[start of ITEMS]
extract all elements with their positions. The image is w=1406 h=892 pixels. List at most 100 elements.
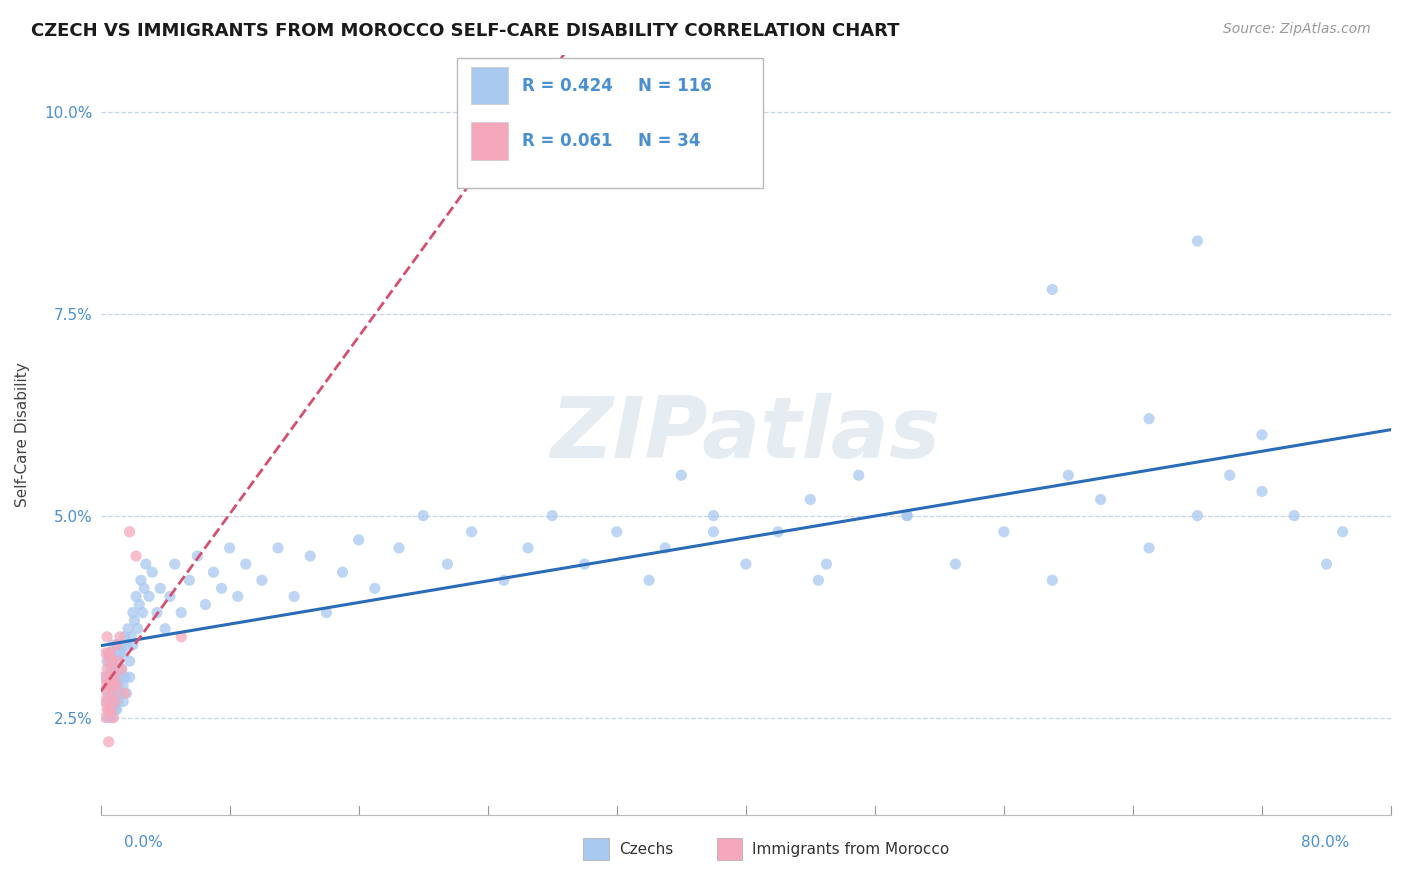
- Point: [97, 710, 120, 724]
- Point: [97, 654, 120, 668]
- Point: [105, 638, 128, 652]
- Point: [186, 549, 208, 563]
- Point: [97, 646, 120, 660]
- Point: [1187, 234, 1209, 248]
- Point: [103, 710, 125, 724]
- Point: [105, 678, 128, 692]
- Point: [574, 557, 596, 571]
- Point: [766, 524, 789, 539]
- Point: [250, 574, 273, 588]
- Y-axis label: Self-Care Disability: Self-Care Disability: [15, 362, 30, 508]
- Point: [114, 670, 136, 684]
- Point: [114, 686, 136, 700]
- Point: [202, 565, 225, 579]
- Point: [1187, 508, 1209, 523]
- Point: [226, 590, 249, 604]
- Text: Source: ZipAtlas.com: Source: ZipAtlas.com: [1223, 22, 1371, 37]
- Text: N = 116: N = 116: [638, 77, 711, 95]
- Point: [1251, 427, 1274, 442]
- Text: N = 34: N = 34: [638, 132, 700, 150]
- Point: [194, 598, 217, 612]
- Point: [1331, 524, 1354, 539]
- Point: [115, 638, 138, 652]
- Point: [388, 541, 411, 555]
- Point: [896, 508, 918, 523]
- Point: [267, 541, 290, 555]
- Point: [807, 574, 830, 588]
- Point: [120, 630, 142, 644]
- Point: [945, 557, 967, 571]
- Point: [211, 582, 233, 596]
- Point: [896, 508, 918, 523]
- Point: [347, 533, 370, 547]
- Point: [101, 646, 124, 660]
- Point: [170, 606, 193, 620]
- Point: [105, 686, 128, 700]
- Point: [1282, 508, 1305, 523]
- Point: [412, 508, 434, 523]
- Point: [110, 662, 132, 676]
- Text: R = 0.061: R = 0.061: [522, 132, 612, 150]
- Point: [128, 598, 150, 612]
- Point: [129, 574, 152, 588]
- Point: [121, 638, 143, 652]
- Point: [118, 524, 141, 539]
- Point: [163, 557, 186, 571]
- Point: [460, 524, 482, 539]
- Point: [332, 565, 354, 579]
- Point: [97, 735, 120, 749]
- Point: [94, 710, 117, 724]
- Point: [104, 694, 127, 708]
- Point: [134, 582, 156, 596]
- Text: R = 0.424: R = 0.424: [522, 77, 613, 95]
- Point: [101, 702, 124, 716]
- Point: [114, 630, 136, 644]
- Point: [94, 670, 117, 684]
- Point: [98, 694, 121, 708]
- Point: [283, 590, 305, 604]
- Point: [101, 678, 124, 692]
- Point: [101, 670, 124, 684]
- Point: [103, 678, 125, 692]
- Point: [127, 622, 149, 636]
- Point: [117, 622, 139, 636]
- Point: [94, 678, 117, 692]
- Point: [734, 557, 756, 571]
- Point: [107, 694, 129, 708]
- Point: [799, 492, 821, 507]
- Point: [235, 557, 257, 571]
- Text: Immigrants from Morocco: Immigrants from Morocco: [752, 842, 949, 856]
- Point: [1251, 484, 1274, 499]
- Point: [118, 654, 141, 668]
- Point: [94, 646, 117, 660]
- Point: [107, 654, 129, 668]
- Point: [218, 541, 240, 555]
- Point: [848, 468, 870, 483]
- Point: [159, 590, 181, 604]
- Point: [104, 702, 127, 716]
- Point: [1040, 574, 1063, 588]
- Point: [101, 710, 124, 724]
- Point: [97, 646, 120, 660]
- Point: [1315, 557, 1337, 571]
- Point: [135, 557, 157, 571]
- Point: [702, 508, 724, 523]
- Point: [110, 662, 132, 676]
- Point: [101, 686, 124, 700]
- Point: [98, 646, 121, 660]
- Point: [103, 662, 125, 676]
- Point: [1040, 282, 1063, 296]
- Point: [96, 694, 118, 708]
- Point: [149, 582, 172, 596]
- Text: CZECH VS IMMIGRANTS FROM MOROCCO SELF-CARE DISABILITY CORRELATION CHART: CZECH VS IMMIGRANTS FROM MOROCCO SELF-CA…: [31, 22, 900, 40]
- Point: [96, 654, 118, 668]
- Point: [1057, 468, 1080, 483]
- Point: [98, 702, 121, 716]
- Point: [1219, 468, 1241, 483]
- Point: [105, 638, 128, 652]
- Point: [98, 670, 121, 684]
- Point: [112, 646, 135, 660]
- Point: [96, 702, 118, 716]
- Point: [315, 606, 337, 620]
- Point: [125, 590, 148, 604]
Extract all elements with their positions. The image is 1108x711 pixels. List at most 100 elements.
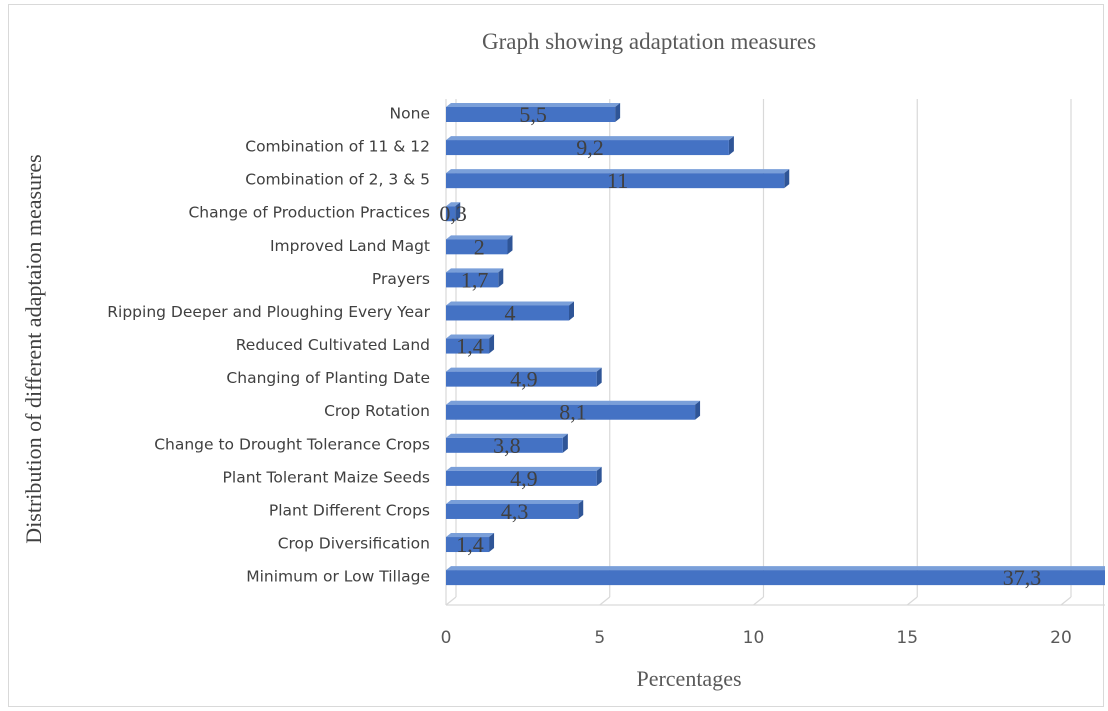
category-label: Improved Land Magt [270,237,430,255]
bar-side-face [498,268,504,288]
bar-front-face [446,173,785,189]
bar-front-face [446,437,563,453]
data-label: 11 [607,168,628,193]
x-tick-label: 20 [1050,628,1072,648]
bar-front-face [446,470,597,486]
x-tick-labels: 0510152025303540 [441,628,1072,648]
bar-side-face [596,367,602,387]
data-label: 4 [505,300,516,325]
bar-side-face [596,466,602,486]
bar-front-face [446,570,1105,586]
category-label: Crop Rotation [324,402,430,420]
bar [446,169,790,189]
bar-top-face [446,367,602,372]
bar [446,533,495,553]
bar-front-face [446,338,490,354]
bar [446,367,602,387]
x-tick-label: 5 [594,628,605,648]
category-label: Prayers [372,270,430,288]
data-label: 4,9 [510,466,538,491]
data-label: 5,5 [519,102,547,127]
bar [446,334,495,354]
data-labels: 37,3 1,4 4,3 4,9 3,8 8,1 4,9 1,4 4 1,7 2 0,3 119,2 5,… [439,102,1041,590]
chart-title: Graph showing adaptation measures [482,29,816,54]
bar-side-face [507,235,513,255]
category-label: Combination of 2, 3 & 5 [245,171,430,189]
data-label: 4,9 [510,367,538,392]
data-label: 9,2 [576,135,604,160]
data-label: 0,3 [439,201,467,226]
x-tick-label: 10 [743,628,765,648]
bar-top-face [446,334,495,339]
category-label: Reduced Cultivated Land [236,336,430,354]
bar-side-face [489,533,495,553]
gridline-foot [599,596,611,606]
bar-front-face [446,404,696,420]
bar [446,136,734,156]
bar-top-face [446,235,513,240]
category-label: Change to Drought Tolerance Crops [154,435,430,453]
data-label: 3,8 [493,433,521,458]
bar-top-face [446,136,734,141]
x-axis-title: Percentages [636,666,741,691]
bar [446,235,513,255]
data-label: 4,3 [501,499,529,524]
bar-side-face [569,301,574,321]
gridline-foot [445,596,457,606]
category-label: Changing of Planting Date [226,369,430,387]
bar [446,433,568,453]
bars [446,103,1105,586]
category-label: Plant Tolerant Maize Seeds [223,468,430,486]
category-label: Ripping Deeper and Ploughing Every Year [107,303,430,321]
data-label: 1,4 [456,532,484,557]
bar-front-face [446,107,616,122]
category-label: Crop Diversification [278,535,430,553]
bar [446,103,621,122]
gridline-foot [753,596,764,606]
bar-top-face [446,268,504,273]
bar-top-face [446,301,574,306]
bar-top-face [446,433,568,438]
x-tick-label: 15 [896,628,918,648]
[end of ITEMS]
§ EXERCISE OBJECTIVE:
Could you render every line of the data above as a JSON list of strings, one string per line, with blank lines and the pictures left out?

§ TASK ANSWER:
[
  "extract all elements with their positions. The image is w=1406 h=892 pixels. List at most 100 elements.",
  "- Point: [97, 710, 120, 724]",
  "- Point: [97, 654, 120, 668]",
  "- Point: [105, 638, 128, 652]",
  "- Point: [186, 549, 208, 563]",
  "- Point: [97, 646, 120, 660]",
  "- Point: [1187, 234, 1209, 248]",
  "- Point: [103, 710, 125, 724]",
  "- Point: [105, 678, 128, 692]",
  "- Point: [574, 557, 596, 571]",
  "- Point: [766, 524, 789, 539]",
  "- Point: [250, 574, 273, 588]",
  "- Y-axis label: Self-Care Disability: Self-Care Disability: [15, 362, 30, 508]",
  "- Point: [114, 670, 136, 684]",
  "- Point: [114, 686, 136, 700]",
  "- Point: [202, 565, 225, 579]",
  "- Point: [1187, 508, 1209, 523]",
  "- Point: [226, 590, 249, 604]",
  "- Text: Source: ZipAtlas.com: Source: ZipAtlas.com: [1223, 22, 1371, 37]",
  "- Text: N = 116: N = 116: [638, 77, 711, 95]",
  "- Point: [1251, 427, 1274, 442]",
  "- Text: N = 34: N = 34: [638, 132, 700, 150]",
  "- Point: [194, 598, 217, 612]",
  "- Point: [1331, 524, 1354, 539]",
  "- Point: [115, 638, 138, 652]",
  "- Point: [388, 541, 411, 555]",
  "- Point: [896, 508, 918, 523]",
  "- Point: [267, 541, 290, 555]",
  "- Point: [807, 574, 830, 588]",
  "- Point: [120, 630, 142, 644]",
  "- Point: [945, 557, 967, 571]",
  "- Point: [211, 582, 233, 596]",
  "- Point: [896, 508, 918, 523]",
  "- Point: [347, 533, 370, 547]",
  "- Point: [101, 646, 124, 660]",
  "- Point: [170, 606, 193, 620]",
  "- Point: [105, 686, 128, 700]",
  "- Point: [1282, 508, 1305, 523]",
  "- Point: [412, 508, 434, 523]",
  "- Point: [110, 662, 132, 676]",
  "- Text: R = 0.061: R = 0.061: [522, 132, 612, 150]",
  "- Point: [128, 598, 150, 612]",
  "- Point: [129, 574, 152, 588]",
  "- Point: [121, 638, 143, 652]",
  "- Point: [118, 524, 141, 539]",
  "- Point: [163, 557, 186, 571]",
  "- Point: [460, 524, 482, 539]",
  "- Point: [332, 565, 354, 579]",
  "- Point: [97, 735, 120, 749]",
  "- Point: [94, 710, 117, 724]",
  "- Point: [104, 694, 127, 708]",
  "- Point: [134, 582, 156, 596]",
  "- Text: R = 0.424: R = 0.424: [522, 77, 613, 95]",
  "- Point: [101, 702, 124, 716]",
  "- Point: [114, 630, 136, 644]",
  "- Point: [94, 670, 117, 684]",
  "- Point: [98, 694, 121, 708]",
  "- Point: [283, 590, 305, 604]",
  "- Point: [101, 678, 124, 692]",
  "- Point: [101, 670, 124, 684]",
  "- Point: [103, 678, 125, 692]",
  "- Point: [127, 622, 149, 636]",
  "- Point: [117, 622, 139, 636]",
  "- Point: [94, 678, 117, 692]",
  "- Point: [734, 557, 756, 571]",
  "- Point: [107, 694, 129, 708]",
  "- Point: [799, 492, 821, 507]",
  "- Point: [235, 557, 257, 571]",
  "- Text: Immigrants from Morocco: Immigrants from Morocco: [752, 842, 949, 856]",
  "- Point: [1251, 484, 1274, 499]",
  "- Point: [118, 654, 141, 668]",
  "- Point: [94, 646, 117, 660]",
  "- Point: [107, 654, 129, 668]",
  "- Point: [218, 541, 240, 555]",
  "- Point: [848, 468, 870, 483]",
  "- Point: [159, 590, 181, 604]",
  "- Point: [104, 702, 127, 716]",
  "- Point: [1040, 574, 1063, 588]",
  "- Point: [101, 710, 124, 724]",
  "- Point: [97, 646, 120, 660]",
  "- Point: [1315, 557, 1337, 571]",
  "- Point: [135, 557, 157, 571]",
  "- Point: [702, 508, 724, 523]",
  "- Point: [110, 662, 132, 676]",
  "- Point: [101, 686, 124, 700]",
  "- Point: [98, 646, 121, 660]",
  "- Point: [103, 662, 125, 676]",
  "- Point: [1040, 282, 1063, 296]",
  "- Point: [96, 694, 118, 708]",
  "- Point: [149, 582, 172, 596]",
  "- Text: CZECH VS IMMIGRANTS FROM MOROCCO SELF-CARE DISABILITY CORRELATION CHART: CZECH VS IMMIGRANTS FROM MOROCCO SELF-CA…: [31, 22, 900, 40]",
  "- Point: [96, 654, 118, 668]",
  "- Point: [1057, 468, 1080, 483]",
  "- Point: [98, 702, 121, 716]",
  "- Point: [1219, 468, 1241, 483]",
  "- Point: [105, 638, 128, 652]",
  "- Point: [98, 670, 121, 684]",
  "- Point: [112, 646, 135, 660]",
  "- Point: [96, 702, 118, 716]",
  "- Point: [315, 606, 337, 620]",
  "- Point: [125, 590, 148, 604]",
  "Extract all elements with their positions. The image is 1108x711 pixels. List at most 100 elements.",
  "category-label: Improved Land Magt [270,237,430,255]",
  "bar-side-face [498,268,504,288]",
  "bar-front-face [446,173,785,189]",
  "bar-front-face [446,437,563,453]",
  "data-label: 11 [607,168,628,193]",
  "x-tick-label: 20 [1050,628,1072,648]",
  "bar-front-face [446,470,597,486]",
  "x-tick-labels: 0510152025303540 [441,628,1072,648]",
  "bar-side-face [596,367,602,387]",
  "data-label: 4 [505,300,516,325]",
  "bar-side-face [596,466,602,486]",
  "bar-front-face [446,570,1105,586]",
  "category-label: Crop Rotation [324,402,430,420]",
  "bar [446,169,790,189]",
  "bar-top-face [446,367,602,372]",
  "bar [446,533,495,553]",
  "bar-front-face [446,338,490,354]",
  "bar [446,367,602,387]",
  "x-tick-label: 5 [594,628,605,648]",
  "category-label: Prayers [372,270,430,288]",
  "data-label: 4,9 [510,466,538,491]",
  "data-label: 5,5 [519,102,547,127]",
  "bar [446,334,495,354]",
  "data-labels: 37,3 1,4 4,3 4,9 3,8 8,1 4,9 1,4 4 1,7 2 0,3 119,2 5,… [439,102,1041,590]",
  "chart-title: Graph showing adaptation measures [482,29,816,54]",
  "bar-side-face [507,235,513,255]",
  "category-label: Combination of 2, 3 & 5 [245,171,430,189]",
  "data-label: 4,9 [510,367,538,392]",
  "data-label: 9,2 [576,135,604,160]",
  "data-label: 0,3 [439,201,467,226]",
  "x-tick-label: 10 [743,628,765,648]",
  "bar-top-face [446,334,495,339]",
  "category-label: Reduced Cultivated Land [236,336,430,354]",
  "bar-side-face [489,533,495,553]",
  "gridline-foot [599,596,611,606]",
  "bar-front-face [446,404,696,420]",
  "bar [446,136,734,156]",
  "bar-top-face [446,235,513,240]",
  "category-label: Change to Drought Tolerance Crops [154,435,430,453]",
  "data-label: 3,8 [493,433,521,458]",
  "bar-top-face [446,136,734,141]",
  "x-axis-title: Percentages [636,666,741,691]",
  "bar [446,235,513,255]",
  "data-label: 4,3 [501,499,529,524]",
  "bar-side-face [569,301,574,321]",
  "gridline-foot [445,596,457,606]",
  "category-label: Changing of Planting Date [226,369,430,387]",
  "bar [446,433,568,453]",
  "bars [446,103,1105,586]",
  "category-label: Plant Tolerant Maize Seeds [223,468,430,486]",
  "category-label: Ripping Deeper and Ploughing Every Year [107,303,430,321]",
  "data-label: 1,4 [456,532,484,557]",
  "bar-front-face [446,107,616,122]",
  "category-label: Crop Diversification [278,535,430,553]",
  "bar [446,103,621,122]",
  "gridline-foot [753,596,764,606]",
  "bar-top-face [446,268,504,273]",
  "bar-top-face [446,301,574,306]",
  "bar-top-face [446,433,568,438]",
  "x-tick-label: 15 [896,628,918,648]"
]